> [DO THIS]: Restate each line word for word. Leave out every picture.

> [PROVIDED RECORDS]:
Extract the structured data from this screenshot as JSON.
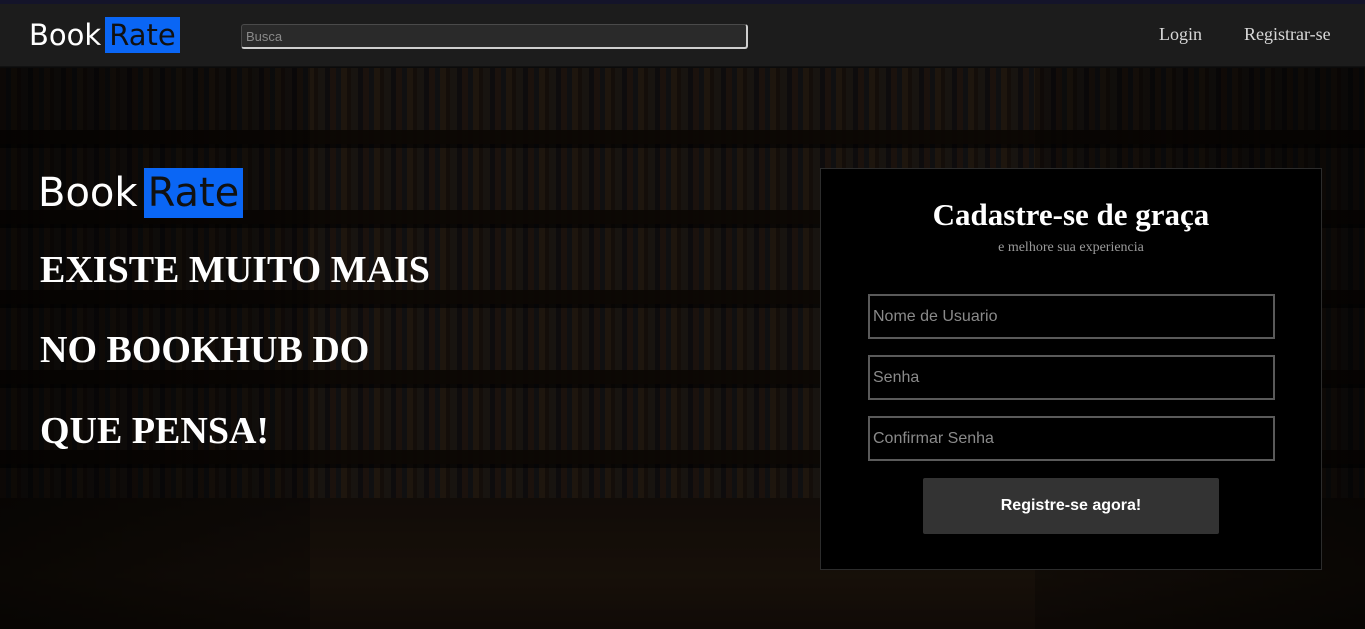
{
  "navbar": {
    "logo_book": "Book",
    "logo_rate": "Rate",
    "search_placeholder": "Busca",
    "login_label": "Login",
    "register_label": "Registrar-se"
  },
  "hero": {
    "logo_book": "Book",
    "logo_rate": "Rate",
    "headline_lines": [
      "EXISTE MUITO MAIS",
      "NO BOOKHUB DO",
      "QUE PENSA!"
    ]
  },
  "signup": {
    "title": "Cadastre-se de graça",
    "subtitle": "e melhore sua experiencia",
    "username_placeholder": "Nome de Usuario",
    "password_placeholder": "Senha",
    "confirm_placeholder": "Confirmar Senha",
    "submit_label": "Registre-se agora!"
  },
  "colors": {
    "accent": "#0a66f5",
    "navbar_bg": "#1c1c1c",
    "card_bg": "#000000",
    "button_bg": "#333333"
  }
}
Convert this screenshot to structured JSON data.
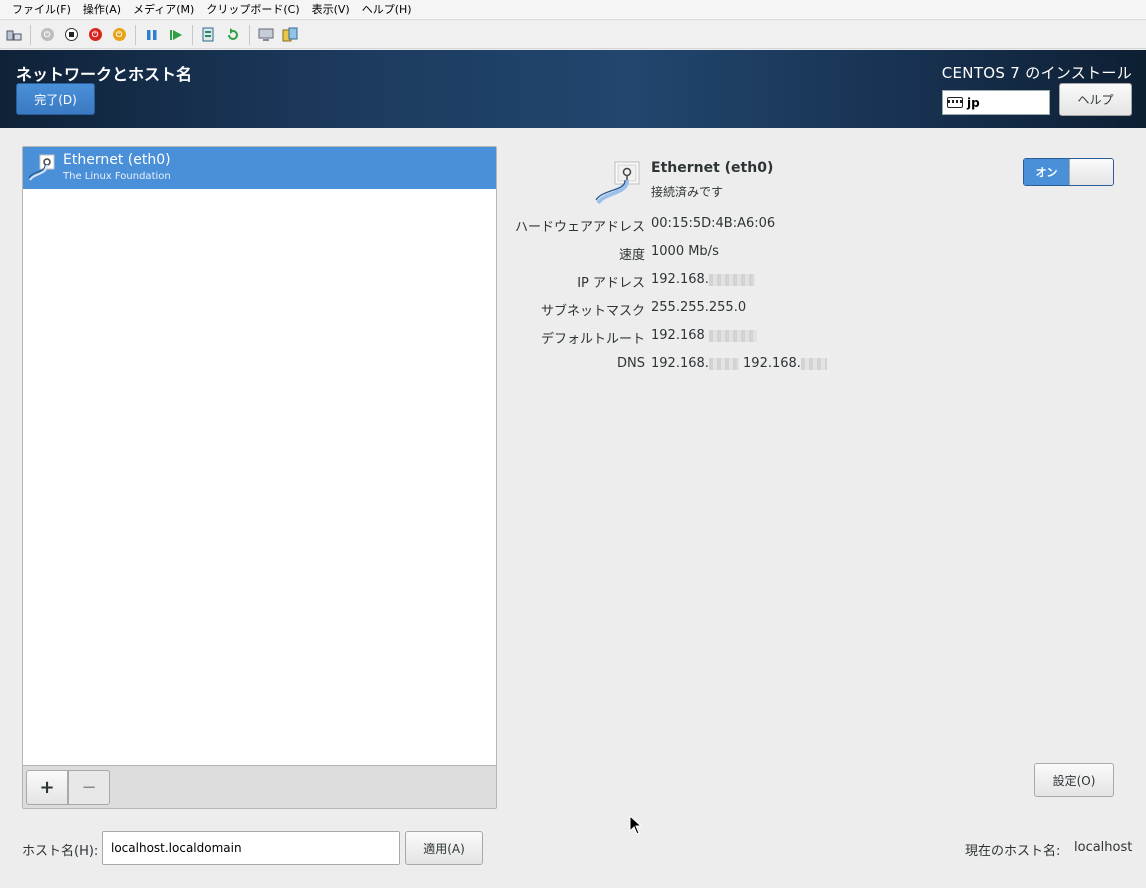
{
  "menubar": {
    "items": [
      "ファイル(F)",
      "操作(A)",
      "メディア(M)",
      "クリップボード(C)",
      "表示(V)",
      "ヘルプ(H)"
    ]
  },
  "toolbar": {
    "icons": [
      "ctrl-alt-del-icon",
      "start-icon",
      "turn-off-icon",
      "shut-down-icon",
      "save-icon",
      "pause-icon",
      "reset-icon",
      "checkpoint-icon",
      "revert-icon",
      "enhanced-session-icon",
      "share-icon"
    ]
  },
  "header": {
    "title": "ネットワークとホスト名",
    "done_label": "完了(D)",
    "product_title": "CENTOS 7 のインストール",
    "keyboard_layout": "jp",
    "help_label": "ヘルプ"
  },
  "device_list": {
    "items": [
      {
        "name": "Ethernet (eth0)",
        "vendor": "The Linux Foundation"
      }
    ],
    "add_label": "+",
    "remove_label": "−"
  },
  "details": {
    "name": "Ethernet (eth0)",
    "status": "接続済みです",
    "toggle_label": "オン",
    "properties": [
      {
        "label": "ハードウェアアドレス",
        "value": "00:15:5D:4B:A6:06"
      },
      {
        "label": "速度",
        "value": "1000 Mb/s"
      },
      {
        "label": "IP アドレス",
        "value": "192.168."
      },
      {
        "label": "サブネットマスク",
        "value": "255.255.255.0"
      },
      {
        "label": "デフォルトルート",
        "value": "192.168"
      },
      {
        "label": "DNS",
        "value": "192.168.",
        "value2": "192.168."
      }
    ],
    "settings_label": "設定(O)"
  },
  "hostname": {
    "label": "ホスト名(H):",
    "value": "localhost.localdomain",
    "apply_label": "適用(A)",
    "current_label": "現在のホスト名:",
    "current_value": "localhost"
  },
  "colors": {
    "accent": "#4a90d9",
    "header_dark": "#0f2238"
  }
}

> [SOLUTION FOR THIS TASK]:
Extract the structured data from this screenshot as JSON.
{
  "navbar": {
    "logo_book": "Book",
    "logo_rate": "Rate",
    "search_placeholder": "Busca",
    "login_label": "Login",
    "register_label": "Registrar-se"
  },
  "hero": {
    "logo_book": "Book",
    "logo_rate": "Rate",
    "headline_lines": [
      "EXISTE MUITO MAIS",
      "NO BOOKHUB DO",
      "QUE PENSA!"
    ]
  },
  "signup": {
    "title": "Cadastre-se de graça",
    "subtitle": "e melhore sua experiencia",
    "username_placeholder": "Nome de Usuario",
    "password_placeholder": "Senha",
    "confirm_placeholder": "Confirmar Senha",
    "submit_label": "Registre-se agora!"
  },
  "colors": {
    "accent": "#0a66f5",
    "navbar_bg": "#1c1c1c",
    "card_bg": "#000000",
    "button_bg": "#333333"
  }
}
Convert this screenshot to structured JSON data.
{
  "menubar": {
    "items": [
      "ファイル(F)",
      "操作(A)",
      "メディア(M)",
      "クリップボード(C)",
      "表示(V)",
      "ヘルプ(H)"
    ]
  },
  "toolbar": {
    "icons": [
      "ctrl-alt-del-icon",
      "start-icon",
      "turn-off-icon",
      "shut-down-icon",
      "save-icon",
      "pause-icon",
      "reset-icon",
      "checkpoint-icon",
      "revert-icon",
      "enhanced-session-icon",
      "share-icon"
    ]
  },
  "header": {
    "title": "ネットワークとホスト名",
    "done_label": "完了(D)",
    "product_title": "CENTOS 7 のインストール",
    "keyboard_layout": "jp",
    "help_label": "ヘルプ"
  },
  "device_list": {
    "items": [
      {
        "name": "Ethernet (eth0)",
        "vendor": "The Linux Foundation"
      }
    ],
    "add_label": "+",
    "remove_label": "−"
  },
  "details": {
    "name": "Ethernet (eth0)",
    "status": "接続済みです",
    "toggle_label": "オン",
    "properties": [
      {
        "label": "ハードウェアアドレス",
        "value": "00:15:5D:4B:A6:06"
      },
      {
        "label": "速度",
        "value": "1000 Mb/s"
      },
      {
        "label": "IP アドレス",
        "value": "192.168."
      },
      {
        "label": "サブネットマスク",
        "value": "255.255.255.0"
      },
      {
        "label": "デフォルトルート",
        "value": "192.168"
      },
      {
        "label": "DNS",
        "value": "192.168.",
        "value2": "192.168."
      }
    ],
    "settings_label": "設定(O)"
  },
  "hostname": {
    "label": "ホスト名(H):",
    "value": "localhost.localdomain",
    "apply_label": "適用(A)",
    "current_label": "現在のホスト名:",
    "current_value": "localhost"
  },
  "colors": {
    "accent": "#4a90d9",
    "header_dark": "#0f2238"
  }
}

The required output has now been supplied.